━━━━━ Provided records ━━━━━

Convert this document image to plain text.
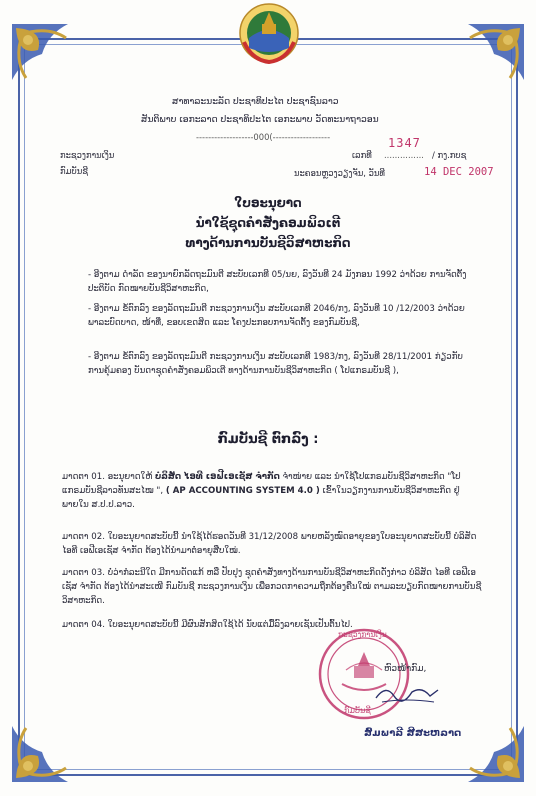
ສາທາລະນະລັດ ປະຊາທິປະໄຕ ປະຊາຊົນລາວ
ສັນຕິພາບ ເອກະລາດ ປະຊາທິປະໄຕ ເອກະພາບ ວັດທະນາຖາວອນ
-------------------000(-------------------
ກະຊວງການເງິນ
ກົມບັນຊີ
ເລກທີ ............... / ກງ.ກບຊ
1347
ນະຄອນຫຼວງວຽງຈັນ, ວັນທີ	14 DEC 2007
ໃບອະນຸຍາດ
ນຳໃຊ້ຊຸດຄຳສັ່ງຄອມພິວເຕີ
ທາງດ້ານການບັນຊີວິສາຫະກິດ
- ອີງຕາມ ດຳລັດ ຂອງນາຍົກລັດຖະມົນຕີ ສະບັບເລກທີ 05/ນຍ, ລົງວັນທີ 24 ມັງກອນ 1992 ວ່າດ້ວຍ ການຈັດຕັ້ງປະຕິບັດ ກົດໝາຍບັນຊີວິສາຫະກິດ,
- ອີງຕາມ ຂໍ້ຕົກລົງ ຂອງລັດຖະມົນຕີ ກະຊວງການເງິນ ສະບັບເລກທີ 2046/ກງ, ລົງວັນທີ 10 /12/2003 ວ່າດ້ວຍ ພາລະບົດບາດ, ໜ້າທີ່, ຂອບເຂດສິດ ແລະ ໂຄງປະກອບການຈັດຕັ້ງ ຂອງກົມບັນຊີ,
- ອີງຕາມ ຂໍ້ຕົກລົງ ຂອງລັດຖະມົນຕີ ກະຊວງການເງິນ ສະບັບເລກທີ 1983/ກງ, ລົງວັນທີ 28/11/2001 ກ່ຽວກັບການຄຸ້ມຄອງ ບັນດາຊຸດຄຳສັ່ງຄອມພິວເຕີ ທາງດ້ານການບັນຊີວິສາຫະກິດ ( ໂປແກຣມບັນຊີ ),
ກົມບັນຊີ ຕົກລົງ :
ມາດຕາ 01. ອະນຸຍາດໃຫ້ ບໍລິສັດ ໄອທີ ເອຟີເອເຊັສ ຈຳກັດ ຈຳໜ່າຍ ແລະ ນຳໃຊ້ໂປແກຣມບັນຊີວິສາຫະກິດ "ໂປແກຣມບັນຊີລາວທັນສະໄໝ ", ( AP ACCOUNTING SYSTEM 4.0 ) ເຂົ້າໃນວຽກງານການບັນຊີວິສາຫະກິດ ຢູ່ພາຍໃນ ສ.ປ.ປ.ລາວ.
ມາດຕາ 02. ໃບອະນຸຍາດສະບັບນີ້ ນຳໃຊ້ໄດ້ຮອດວັນທີ 31/12/2008 ພາຍຫລັງໝົດອາຍຸຂອງໃບອະນຸຍາດສະບັບນີ້ ບໍລິສັດ ໄອທີ ເອຟີເອເຊັສ ຈຳກັດ ຕ້ອງໄດ້ນຳມາຕໍ່ອາຍຸສືບໃໝ່.
ມາດຕາ 03. ບໍ່ວ່າກໍລະນີໃດ ມີການດັດແກ້ ຫລື ປັບປຸງ ຊຸດຄຳສັ່ງທາງດ້ານການບັນຊີວິສາຫະກິດດັ່ງກ່າວ ບໍລິສັດ ໄອທີ ເອຟີເອເຊັສ ຈຳກັດ ຕ້ອງໄດ້ນຳສະເໜີ ກົມບັນຊີ ກະຊວງການເງິນ ເພື່ອກວດກາຄວາມຖືກຕ້ອງຄືນໃໝ່ ຕາມລະບຽບກົດໝາຍການບັນຊີວິສາຫະກິດ.
ມາດຕາ 04. ໃບອະນຸຍາດສະບັບນີ້ ມີຜົນສັກສິດໃຊ້ໄດ້ ນັບແຕ່ມື້ລົງລາຍເຊັນເປັນຕົ້ນໄປ.
ກະຊວງການເງິນ
ກົມບັນຊີ
ຫົວໜ້າກົມ,
ສົມພາລີ ສີສະຫລາດ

━━━━━

The listing above needs to be output again exactly. Don't include the pictures.

**Task result:**
Convert this document image to plain text.
ສາທາລະນະລັດ ປະຊາທິປະໄຕ ປະຊາຊົນລາວ
ສັນຕິພາບ ເອກະລາດ ປະຊາທິປະໄຕ ເອກະພາບ ວັດທະນາຖາວອນ
-------------------000(-------------------
ກະຊວງການເງິນ
ກົມບັນຊີ
ເລກທີ ............... / ກງ.ກບຊ
1347
ນະຄອນຫຼວງວຽງຈັນ, ວັນທີ	14 DEC 2007
ໃບອະນຸຍາດ
ນຳໃຊ້ຊຸດຄຳສັ່ງຄອມພິວເຕີ
ທາງດ້ານການບັນຊີວິສາຫະກິດ
- ອີງຕາມ ດຳລັດ ຂອງນາຍົກລັດຖະມົນຕີ ສະບັບເລກທີ 05/ນຍ, ລົງວັນທີ 24 ມັງກອນ 1992 ວ່າດ້ວຍ ການຈັດຕັ້ງປະຕິບັດ ກົດໝາຍບັນຊີວິສາຫະກິດ,
- ອີງຕາມ ຂໍ້ຕົກລົງ ຂອງລັດຖະມົນຕີ ກະຊວງການເງິນ ສະບັບເລກທີ 2046/ກງ, ລົງວັນທີ 10 /12/2003 ວ່າດ້ວຍ ພາລະບົດບາດ, ໜ້າທີ່, ຂອບເຂດສິດ ແລະ ໂຄງປະກອບການຈັດຕັ້ງ ຂອງກົມບັນຊີ,
- ອີງຕາມ ຂໍ້ຕົກລົງ ຂອງລັດຖະມົນຕີ ກະຊວງການເງິນ ສະບັບເລກທີ 1983/ກງ, ລົງວັນທີ 28/11/2001 ກ່ຽວກັບການຄຸ້ມຄອງ ບັນດາຊຸດຄຳສັ່ງຄອມພິວເຕີ ທາງດ້ານການບັນຊີວິສາຫະກິດ ( ໂປແກຣມບັນຊີ ),
ກົມບັນຊີ ຕົກລົງ :
ມາດຕາ 01. ອະນຸຍາດໃຫ້ ບໍລິສັດ ໄອທີ ເອຟີເອເຊັສ ຈຳກັດ ຈຳໜ່າຍ ແລະ ນຳໃຊ້ໂປແກຣມບັນຊີວິສາຫະກິດ "ໂປແກຣມບັນຊີລາວທັນສະໄໝ ", ( AP ACCOUNTING SYSTEM 4.0 ) ເຂົ້າໃນວຽກງານການບັນຊີວິສາຫະກິດ ຢູ່ພາຍໃນ ສ.ປ.ປ.ລາວ.
ມາດຕາ 02. ໃບອະນຸຍາດສະບັບນີ້ ນຳໃຊ້ໄດ້ຮອດວັນທີ 31/12/2008 ພາຍຫລັງໝົດອາຍຸຂອງໃບອະນຸຍາດສະບັບນີ້ ບໍລິສັດ ໄອທີ ເອຟີເອເຊັສ ຈຳກັດ ຕ້ອງໄດ້ນຳມາຕໍ່ອາຍຸສືບໃໝ່.
ມາດຕາ 03. ບໍ່ວ່າກໍລະນີໃດ ມີການດັດແກ້ ຫລື ປັບປຸງ ຊຸດຄຳສັ່ງທາງດ້ານການບັນຊີວິສາຫະກິດດັ່ງກ່າວ ບໍລິສັດ ໄອທີ ເອຟີເອເຊັສ ຈຳກັດ ຕ້ອງໄດ້ນຳສະເໜີ ກົມບັນຊີ ກະຊວງການເງິນ ເພື່ອກວດກາຄວາມຖືກຕ້ອງຄືນໃໝ່ ຕາມລະບຽບກົດໝາຍການບັນຊີວິສາຫະກິດ.
ມາດຕາ 04. ໃບອະນຸຍາດສະບັບນີ້ ມີຜົນສັກສິດໃຊ້ໄດ້ ນັບແຕ່ມື້ລົງລາຍເຊັນເປັນຕົ້ນໄປ.
ກະຊວງການເງິນ
ກົມບັນຊີ
ຫົວໜ້າກົມ,
ສົມພາລີ ສີສະຫລາດ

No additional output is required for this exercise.